Some records:
######
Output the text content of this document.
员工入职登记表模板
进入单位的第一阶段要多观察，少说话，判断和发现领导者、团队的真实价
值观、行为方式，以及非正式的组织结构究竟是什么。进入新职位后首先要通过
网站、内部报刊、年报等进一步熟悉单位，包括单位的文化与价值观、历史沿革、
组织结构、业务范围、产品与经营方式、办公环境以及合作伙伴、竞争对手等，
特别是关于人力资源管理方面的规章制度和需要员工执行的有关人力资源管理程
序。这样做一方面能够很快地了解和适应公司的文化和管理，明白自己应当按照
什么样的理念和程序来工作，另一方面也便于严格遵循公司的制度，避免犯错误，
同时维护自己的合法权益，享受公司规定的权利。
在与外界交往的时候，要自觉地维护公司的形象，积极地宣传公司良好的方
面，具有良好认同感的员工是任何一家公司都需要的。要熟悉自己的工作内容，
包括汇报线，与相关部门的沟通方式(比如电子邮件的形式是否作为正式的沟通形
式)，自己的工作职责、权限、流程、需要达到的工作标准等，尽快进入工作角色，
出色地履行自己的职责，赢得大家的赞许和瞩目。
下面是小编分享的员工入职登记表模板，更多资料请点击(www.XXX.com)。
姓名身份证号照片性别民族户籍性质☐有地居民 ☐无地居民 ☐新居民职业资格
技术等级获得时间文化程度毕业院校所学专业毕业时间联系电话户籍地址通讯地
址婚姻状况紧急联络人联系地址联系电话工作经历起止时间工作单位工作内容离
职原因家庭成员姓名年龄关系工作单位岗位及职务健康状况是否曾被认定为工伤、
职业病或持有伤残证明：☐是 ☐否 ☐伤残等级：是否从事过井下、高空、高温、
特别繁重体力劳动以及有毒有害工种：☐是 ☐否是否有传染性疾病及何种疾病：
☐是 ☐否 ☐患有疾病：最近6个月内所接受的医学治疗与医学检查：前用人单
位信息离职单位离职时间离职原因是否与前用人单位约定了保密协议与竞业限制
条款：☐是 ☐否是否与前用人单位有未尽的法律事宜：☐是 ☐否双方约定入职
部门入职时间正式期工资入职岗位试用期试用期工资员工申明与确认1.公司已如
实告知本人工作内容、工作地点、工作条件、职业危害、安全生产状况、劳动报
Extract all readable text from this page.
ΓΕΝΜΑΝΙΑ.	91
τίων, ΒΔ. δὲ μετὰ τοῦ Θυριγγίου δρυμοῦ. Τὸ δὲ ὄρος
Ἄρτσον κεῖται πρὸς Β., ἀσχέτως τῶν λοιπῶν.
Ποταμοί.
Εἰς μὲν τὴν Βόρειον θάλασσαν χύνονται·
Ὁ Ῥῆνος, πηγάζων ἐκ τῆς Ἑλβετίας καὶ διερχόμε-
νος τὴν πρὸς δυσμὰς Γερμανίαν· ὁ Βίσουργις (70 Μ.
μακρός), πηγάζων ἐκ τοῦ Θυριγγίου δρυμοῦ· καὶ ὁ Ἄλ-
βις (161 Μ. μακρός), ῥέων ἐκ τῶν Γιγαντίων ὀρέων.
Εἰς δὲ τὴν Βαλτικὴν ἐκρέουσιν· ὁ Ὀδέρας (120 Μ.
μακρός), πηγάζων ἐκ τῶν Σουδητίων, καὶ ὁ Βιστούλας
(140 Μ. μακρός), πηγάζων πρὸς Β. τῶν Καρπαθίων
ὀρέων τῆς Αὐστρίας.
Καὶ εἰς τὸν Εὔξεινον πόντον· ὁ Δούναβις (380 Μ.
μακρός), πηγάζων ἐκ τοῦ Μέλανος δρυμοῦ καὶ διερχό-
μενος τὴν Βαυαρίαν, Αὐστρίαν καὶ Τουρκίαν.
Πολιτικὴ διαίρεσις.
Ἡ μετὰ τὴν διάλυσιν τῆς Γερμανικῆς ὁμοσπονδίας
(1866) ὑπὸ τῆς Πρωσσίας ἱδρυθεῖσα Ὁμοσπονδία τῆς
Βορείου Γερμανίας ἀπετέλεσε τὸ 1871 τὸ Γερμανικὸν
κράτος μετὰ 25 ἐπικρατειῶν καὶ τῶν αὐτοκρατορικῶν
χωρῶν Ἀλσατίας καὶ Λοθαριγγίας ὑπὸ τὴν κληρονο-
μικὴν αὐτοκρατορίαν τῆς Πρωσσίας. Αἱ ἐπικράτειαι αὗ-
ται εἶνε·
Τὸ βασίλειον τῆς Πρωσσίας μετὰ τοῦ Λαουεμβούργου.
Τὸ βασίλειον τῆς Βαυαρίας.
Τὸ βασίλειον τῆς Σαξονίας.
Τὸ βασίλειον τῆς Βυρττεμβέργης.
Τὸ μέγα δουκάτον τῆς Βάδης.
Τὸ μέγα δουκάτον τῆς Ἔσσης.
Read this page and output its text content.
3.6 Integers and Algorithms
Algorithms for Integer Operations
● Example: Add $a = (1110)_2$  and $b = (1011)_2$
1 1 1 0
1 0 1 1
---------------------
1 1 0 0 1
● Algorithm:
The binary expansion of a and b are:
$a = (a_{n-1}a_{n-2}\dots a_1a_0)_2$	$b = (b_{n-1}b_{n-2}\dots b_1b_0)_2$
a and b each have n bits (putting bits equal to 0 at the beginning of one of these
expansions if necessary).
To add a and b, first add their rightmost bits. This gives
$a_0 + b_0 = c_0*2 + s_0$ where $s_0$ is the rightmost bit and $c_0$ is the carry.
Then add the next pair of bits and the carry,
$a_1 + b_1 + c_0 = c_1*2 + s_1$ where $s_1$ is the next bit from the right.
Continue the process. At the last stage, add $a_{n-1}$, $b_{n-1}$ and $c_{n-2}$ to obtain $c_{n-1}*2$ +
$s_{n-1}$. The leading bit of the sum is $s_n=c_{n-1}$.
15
######
Instructions for the task: Copy out the whole listing, exactly as written.

Response for this exercise:
Output the text content of this document.
员工入职登记表模板
进入单位的第一阶段要多观察，少说话，判断和发现领导者、团队的真实价
值观、行为方式，以及非正式的组织结构究竟是什么。进入新职位后首先要通过
网站、内部报刊、年报等进一步熟悉单位，包括单位的文化与价值观、历史沿革、
组织结构、业务范围、产品与经营方式、办公环境以及合作伙伴、竞争对手等，
特别是关于人力资源管理方面的规章制度和需要员工执行的有关人力资源管理程
序。这样做一方面能够很快地了解和适应公司的文化和管理，明白自己应当按照
什么样的理念和程序来工作，另一方面也便于严格遵循公司的制度，避免犯错误，
同时维护自己的合法权益，享受公司规定的权利。
在与外界交往的时候，要自觉地维护公司的形象，积极地宣传公司良好的方
面，具有良好认同感的员工是任何一家公司都需要的。要熟悉自己的工作内容，
包括汇报线，与相关部门的沟通方式(比如电子邮件的形式是否作为正式的沟通形
式)，自己的工作职责、权限、流程、需要达到的工作标准等，尽快进入工作角色，
出色地履行自己的职责，赢得大家的赞许和瞩目。
下面是小编分享的员工入职登记表模板，更多资料请点击(www.XXX.com)。
姓名身份证号照片性别民族户籍性质☐有地居民 ☐无地居民 ☐新居民职业资格
技术等级获得时间文化程度毕业院校所学专业毕业时间联系电话户籍地址通讯地
址婚姻状况紧急联络人联系地址联系电话工作经历起止时间工作单位工作内容离
职原因家庭成员姓名年龄关系工作单位岗位及职务健康状况是否曾被认定为工伤、
职业病或持有伤残证明：☐是 ☐否 ☐伤残等级：是否从事过井下、高空、高温、
特别繁重体力劳动以及有毒有害工种：☐是 ☐否是否有传染性疾病及何种疾病：
☐是 ☐否 ☐患有疾病：最近6个月内所接受的医学治疗与医学检查：前用人单
位信息离职单位离职时间离职原因是否与前用人单位约定了保密协议与竞业限制
条款：☐是 ☐否是否与前用人单位有未尽的法律事宜：☐是 ☐否双方约定入职
部门入职时间正式期工资入职岗位试用期试用期工资员工申明与确认1.公司已如
实告知本人工作内容、工作地点、工作条件、职业危害、安全生产状况、劳动报
Extract all readable text from this page.
ΓΕΝΜΑΝΙΑ.	91
τίων, ΒΔ. δὲ μετὰ τοῦ Θυριγγίου δρυμοῦ. Τὸ δὲ ὄρος
Ἄρτσον κεῖται πρὸς Β., ἀσχέτως τῶν λοιπῶν.
Ποταμοί.
Εἰς μὲν τὴν Βόρειον θάλασσαν χύνονται·
Ὁ Ῥῆνος, πηγάζων ἐκ τῆς Ἑλβετίας καὶ διερχόμε-
νος τὴν πρὸς δυσμὰς Γερμανίαν· ὁ Βίσουργις (70 Μ.
μακρός), πηγάζων ἐκ τοῦ Θυριγγίου δρυμοῦ· καὶ ὁ Ἄλ-
βις (161 Μ. μακρός), ῥέων ἐκ τῶν Γιγαντίων ὀρέων.
Εἰς δὲ τὴν Βαλτικὴν ἐκρέουσιν· ὁ Ὀδέρας (120 Μ.
μακρός), πηγάζων ἐκ τῶν Σουδητίων, καὶ ὁ Βιστούλας
(140 Μ. μακρός), πηγάζων πρὸς Β. τῶν Καρπαθίων
ὀρέων τῆς Αὐστρίας.
Καὶ εἰς τὸν Εὔξεινον πόντον· ὁ Δούναβις (380 Μ.
μακρός), πηγάζων ἐκ τοῦ Μέλανος δρυμοῦ καὶ διερχό-
μενος τὴν Βαυαρίαν, Αὐστρίαν καὶ Τουρκίαν.
Πολιτικὴ διαίρεσις.
Ἡ μετὰ τὴν διάλυσιν τῆς Γερμανικῆς ὁμοσπονδίας
(1866) ὑπὸ τῆς Πρωσσίας ἱδρυθεῖσα Ὁμοσπονδία τῆς
Βορείου Γερμανίας ἀπετέλεσε τὸ 1871 τὸ Γερμανικὸν
κράτος μετὰ 25 ἐπικρατειῶν καὶ τῶν αὐτοκρατορικῶν
χωρῶν Ἀλσατίας καὶ Λοθαριγγίας ὑπὸ τὴν κληρονο-
μικὴν αὐτοκρατορίαν τῆς Πρωσσίας. Αἱ ἐπικράτειαι αὗ-
ται εἶνε·
Τὸ βασίλειον τῆς Πρωσσίας μετὰ τοῦ Λαουεμβούργου.
Τὸ βασίλειον τῆς Βαυαρίας.
Τὸ βασίλειον τῆς Σαξονίας.
Τὸ βασίλειον τῆς Βυρττεμβέργης.
Τὸ μέγα δουκάτον τῆς Βάδης.
Τὸ μέγα δουκάτον τῆς Ἔσσης.
Read this page and output its text content.
3.6 Integers and Algorithms
Algorithms for Integer Operations
● Example: Add $a = (1110)_2$  and $b = (1011)_2$
1 1 1 0
1 0 1 1
---------------------
1 1 0 0 1
● Algorithm:
The binary expansion of a and b are:
$a = (a_{n-1}a_{n-2}\dots a_1a_0)_2$	$b = (b_{n-1}b_{n-2}\dots b_1b_0)_2$
a and b each have n bits (putting bits equal to 0 at the beginning of one of these
expansions if necessary).
To add a and b, first add their rightmost bits. This gives
$a_0 + b_0 = c_0*2 + s_0$ where $s_0$ is the rightmost bit and $c_0$ is the carry.
Then add the next pair of bits and the carry,
$a_1 + b_1 + c_0 = c_1*2 + s_1$ where $s_1$ is the next bit from the right.
Continue the process. At the last stage, add $a_{n-1}$, $b_{n-1}$ and $c_{n-2}$ to obtain $c_{n-1}*2$ +
$s_{n-1}$. The leading bit of the sum is $s_n=c_{n-1}$.
15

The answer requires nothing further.